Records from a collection
:::

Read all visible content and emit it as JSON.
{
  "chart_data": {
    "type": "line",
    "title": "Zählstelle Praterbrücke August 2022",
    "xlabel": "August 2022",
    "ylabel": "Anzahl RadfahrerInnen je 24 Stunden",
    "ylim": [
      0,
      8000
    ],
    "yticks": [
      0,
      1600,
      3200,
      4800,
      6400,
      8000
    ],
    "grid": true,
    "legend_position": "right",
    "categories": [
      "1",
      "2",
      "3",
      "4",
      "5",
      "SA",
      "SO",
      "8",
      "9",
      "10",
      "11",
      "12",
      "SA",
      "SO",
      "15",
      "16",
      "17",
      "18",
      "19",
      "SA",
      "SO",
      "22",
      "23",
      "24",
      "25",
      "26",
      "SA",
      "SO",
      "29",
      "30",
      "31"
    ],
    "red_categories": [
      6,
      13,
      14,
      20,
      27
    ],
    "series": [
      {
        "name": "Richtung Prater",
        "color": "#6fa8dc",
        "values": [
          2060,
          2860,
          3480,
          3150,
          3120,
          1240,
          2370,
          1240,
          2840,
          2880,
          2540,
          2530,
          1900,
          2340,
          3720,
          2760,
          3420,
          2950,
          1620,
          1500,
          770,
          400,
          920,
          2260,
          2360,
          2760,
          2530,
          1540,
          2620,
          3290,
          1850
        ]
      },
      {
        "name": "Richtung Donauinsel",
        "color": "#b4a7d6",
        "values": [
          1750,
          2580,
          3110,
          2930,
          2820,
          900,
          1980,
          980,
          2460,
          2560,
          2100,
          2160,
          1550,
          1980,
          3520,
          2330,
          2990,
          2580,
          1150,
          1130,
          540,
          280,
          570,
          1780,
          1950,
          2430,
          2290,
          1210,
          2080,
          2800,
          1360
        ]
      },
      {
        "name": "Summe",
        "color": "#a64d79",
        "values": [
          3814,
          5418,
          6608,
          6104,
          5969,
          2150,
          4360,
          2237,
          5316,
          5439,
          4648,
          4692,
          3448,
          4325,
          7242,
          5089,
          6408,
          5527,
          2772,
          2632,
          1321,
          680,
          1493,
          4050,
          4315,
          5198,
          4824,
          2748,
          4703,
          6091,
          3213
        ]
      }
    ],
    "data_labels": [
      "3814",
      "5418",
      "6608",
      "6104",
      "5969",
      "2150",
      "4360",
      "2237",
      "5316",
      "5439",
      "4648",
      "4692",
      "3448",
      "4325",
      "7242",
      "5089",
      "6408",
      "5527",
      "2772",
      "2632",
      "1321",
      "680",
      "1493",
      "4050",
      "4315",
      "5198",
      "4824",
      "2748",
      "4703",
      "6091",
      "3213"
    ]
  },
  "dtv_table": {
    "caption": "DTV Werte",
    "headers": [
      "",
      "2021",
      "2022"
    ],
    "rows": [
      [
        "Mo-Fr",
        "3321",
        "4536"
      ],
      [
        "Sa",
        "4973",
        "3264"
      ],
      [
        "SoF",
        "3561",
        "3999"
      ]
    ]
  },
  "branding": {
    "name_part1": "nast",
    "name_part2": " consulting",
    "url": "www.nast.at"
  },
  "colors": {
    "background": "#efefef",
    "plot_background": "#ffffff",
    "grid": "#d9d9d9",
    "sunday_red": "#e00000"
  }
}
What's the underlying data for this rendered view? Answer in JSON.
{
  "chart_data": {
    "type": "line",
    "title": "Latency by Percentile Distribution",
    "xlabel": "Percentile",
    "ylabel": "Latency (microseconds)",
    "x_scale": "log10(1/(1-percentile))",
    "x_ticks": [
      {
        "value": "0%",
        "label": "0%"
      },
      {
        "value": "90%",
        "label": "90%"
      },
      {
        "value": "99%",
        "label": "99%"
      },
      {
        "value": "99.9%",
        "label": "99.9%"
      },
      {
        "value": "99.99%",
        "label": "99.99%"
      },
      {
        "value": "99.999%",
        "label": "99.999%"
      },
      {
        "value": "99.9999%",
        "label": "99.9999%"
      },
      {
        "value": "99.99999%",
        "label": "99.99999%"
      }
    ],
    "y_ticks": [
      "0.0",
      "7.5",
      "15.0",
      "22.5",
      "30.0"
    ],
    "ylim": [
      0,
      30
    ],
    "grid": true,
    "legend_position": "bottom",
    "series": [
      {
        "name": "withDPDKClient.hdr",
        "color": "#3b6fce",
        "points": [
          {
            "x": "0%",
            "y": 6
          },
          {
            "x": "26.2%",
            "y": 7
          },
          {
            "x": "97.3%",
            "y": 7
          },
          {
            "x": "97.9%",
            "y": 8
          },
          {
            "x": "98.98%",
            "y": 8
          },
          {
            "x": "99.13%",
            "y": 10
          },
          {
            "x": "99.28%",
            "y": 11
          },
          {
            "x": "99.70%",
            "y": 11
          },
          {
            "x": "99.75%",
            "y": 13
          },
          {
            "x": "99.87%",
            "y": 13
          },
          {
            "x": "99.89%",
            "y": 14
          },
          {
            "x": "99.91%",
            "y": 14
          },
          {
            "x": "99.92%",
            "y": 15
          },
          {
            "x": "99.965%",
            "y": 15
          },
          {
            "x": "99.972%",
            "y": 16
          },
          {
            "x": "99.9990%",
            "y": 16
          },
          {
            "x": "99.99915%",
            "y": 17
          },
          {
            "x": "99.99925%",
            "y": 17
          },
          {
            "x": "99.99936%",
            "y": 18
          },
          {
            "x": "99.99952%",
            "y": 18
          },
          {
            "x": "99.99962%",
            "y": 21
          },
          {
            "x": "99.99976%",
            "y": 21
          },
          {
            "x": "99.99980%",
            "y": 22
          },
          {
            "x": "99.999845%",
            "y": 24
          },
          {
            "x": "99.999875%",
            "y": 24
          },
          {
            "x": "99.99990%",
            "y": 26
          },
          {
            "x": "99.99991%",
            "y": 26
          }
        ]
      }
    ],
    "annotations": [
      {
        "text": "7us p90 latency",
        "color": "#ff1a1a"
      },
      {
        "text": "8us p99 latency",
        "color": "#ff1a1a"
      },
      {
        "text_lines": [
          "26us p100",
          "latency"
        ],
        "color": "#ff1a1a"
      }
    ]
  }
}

:::

SHORT TASK:
Extract the full listing and reproduce each line exactly.

TASK SOLUTION:
Read all visible content and emit it as JSON.
{
  "chart_data": {
    "type": "line",
    "title": "Zählstelle Praterbrücke August 2022",
    "xlabel": "August 2022",
    "ylabel": "Anzahl RadfahrerInnen je 24 Stunden",
    "ylim": [
      0,
      8000
    ],
    "yticks": [
      0,
      1600,
      3200,
      4800,
      6400,
      8000
    ],
    "grid": true,
    "legend_position": "right",
    "categories": [
      "1",
      "2",
      "3",
      "4",
      "5",
      "SA",
      "SO",
      "8",
      "9",
      "10",
      "11",
      "12",
      "SA",
      "SO",
      "15",
      "16",
      "17",
      "18",
      "19",
      "SA",
      "SO",
      "22",
      "23",
      "24",
      "25",
      "26",
      "SA",
      "SO",
      "29",
      "30",
      "31"
    ],
    "red_categories": [
      6,
      13,
      14,
      20,
      27
    ],
    "series": [
      {
        "name": "Richtung Prater",
        "color": "#6fa8dc",
        "values": [
          2060,
          2860,
          3480,
          3150,
          3120,
          1240,
          2370,
          1240,
          2840,
          2880,
          2540,
          2530,
          1900,
          2340,
          3720,
          2760,
          3420,
          2950,
          1620,
          1500,
          770,
          400,
          920,
          2260,
          2360,
          2760,
          2530,
          1540,
          2620,
          3290,
          1850
        ]
      },
      {
        "name": "Richtung Donauinsel",
        "color": "#b4a7d6",
        "values": [
          1750,
          2580,
          3110,
          2930,
          2820,
          900,
          1980,
          980,
          2460,
          2560,
          2100,
          2160,
          1550,
          1980,
          3520,
          2330,
          2990,
          2580,
          1150,
          1130,
          540,
          280,
          570,
          1780,
          1950,
          2430,
          2290,
          1210,
          2080,
          2800,
          1360
        ]
      },
      {
        "name": "Summe",
        "color": "#a64d79",
        "values": [
          3814,
          5418,
          6608,
          6104,
          5969,
          2150,
          4360,
          2237,
          5316,
          5439,
          4648,
          4692,
          3448,
          4325,
          7242,
          5089,
          6408,
          5527,
          2772,
          2632,
          1321,
          680,
          1493,
          4050,
          4315,
          5198,
          4824,
          2748,
          4703,
          6091,
          3213
        ]
      }
    ],
    "data_labels": [
      "3814",
      "5418",
      "6608",
      "6104",
      "5969",
      "2150",
      "4360",
      "2237",
      "5316",
      "5439",
      "4648",
      "4692",
      "3448",
      "4325",
      "7242",
      "5089",
      "6408",
      "5527",
      "2772",
      "2632",
      "1321",
      "680",
      "1493",
      "4050",
      "4315",
      "5198",
      "4824",
      "2748",
      "4703",
      "6091",
      "3213"
    ]
  },
  "dtv_table": {
    "caption": "DTV Werte",
    "headers": [
      "",
      "2021",
      "2022"
    ],
    "rows": [
      [
        "Mo-Fr",
        "3321",
        "4536"
      ],
      [
        "Sa",
        "4973",
        "3264"
      ],
      [
        "SoF",
        "3561",
        "3999"
      ]
    ]
  },
  "branding": {
    "name_part1": "nast",
    "name_part2": " consulting",
    "url": "www.nast.at"
  },
  "colors": {
    "background": "#efefef",
    "plot_background": "#ffffff",
    "grid": "#d9d9d9",
    "sunday_red": "#e00000"
  }
}
What's the underlying data for this rendered view? Answer in JSON.
{
  "chart_data": {
    "type": "line",
    "title": "Latency by Percentile Distribution",
    "xlabel": "Percentile",
    "ylabel": "Latency (microseconds)",
    "x_scale": "log10(1/(1-percentile))",
    "x_ticks": [
      {
        "value": "0%",
        "label": "0%"
      },
      {
        "value": "90%",
        "label": "90%"
      },
      {
        "value": "99%",
        "label": "99%"
      },
      {
        "value": "99.9%",
        "label": "99.9%"
      },
      {
        "value": "99.99%",
        "label": "99.99%"
      },
      {
        "value": "99.999%",
        "label": "99.999%"
      },
      {
        "value": "99.9999%",
        "label": "99.9999%"
      },
      {
        "value": "99.99999%",
        "label": "99.99999%"
      }
    ],
    "y_ticks": [
      "0.0",
      "7.5",
      "15.0",
      "22.5",
      "30.0"
    ],
    "ylim": [
      0,
      30
    ],
    "grid": true,
    "legend_position": "bottom",
    "series": [
      {
        "name": "withDPDKClient.hdr",
        "color": "#3b6fce",
        "points": [
          {
            "x": "0%",
            "y": 6
          },
          {
            "x": "26.2%",
            "y": 7
          },
          {
            "x": "97.3%",
            "y": 7
          },
          {
            "x": "97.9%",
            "y": 8
          },
          {
            "x": "98.98%",
            "y": 8
          },
          {
            "x": "99.13%",
            "y": 10
          },
          {
            "x": "99.28%",
            "y": 11
          },
          {
            "x": "99.70%",
            "y": 11
          },
          {
            "x": "99.75%",
            "y": 13
          },
          {
            "x": "99.87%",
            "y": 13
          },
          {
            "x": "99.89%",
            "y": 14
          },
          {
            "x": "99.91%",
            "y": 14
          },
          {
            "x": "99.92%",
            "y": 15
          },
          {
            "x": "99.965%",
            "y": 15
          },
          {
            "x": "99.972%",
            "y": 16
          },
          {
            "x": "99.9990%",
            "y": 16
          },
          {
            "x": "99.99915%",
            "y": 17
          },
          {
            "x": "99.99925%",
            "y": 17
          },
          {
            "x": "99.99936%",
            "y": 18
          },
          {
            "x": "99.99952%",
            "y": 18
          },
          {
            "x": "99.99962%",
            "y": 21
          },
          {
            "x": "99.99976%",
            "y": 21
          },
          {
            "x": "99.99980%",
            "y": 22
          },
          {
            "x": "99.999845%",
            "y": 24
          },
          {
            "x": "99.999875%",
            "y": 24
          },
          {
            "x": "99.99990%",
            "y": 26
          },
          {
            "x": "99.99991%",
            "y": 26
          }
        ]
      }
    ],
    "annotations": [
      {
        "text": "7us p90 latency",
        "color": "#ff1a1a"
      },
      {
        "text": "8us p99 latency",
        "color": "#ff1a1a"
      },
      {
        "text_lines": [
          "26us p100",
          "latency"
        ],
        "color": "#ff1a1a"
      }
    ]
  }
}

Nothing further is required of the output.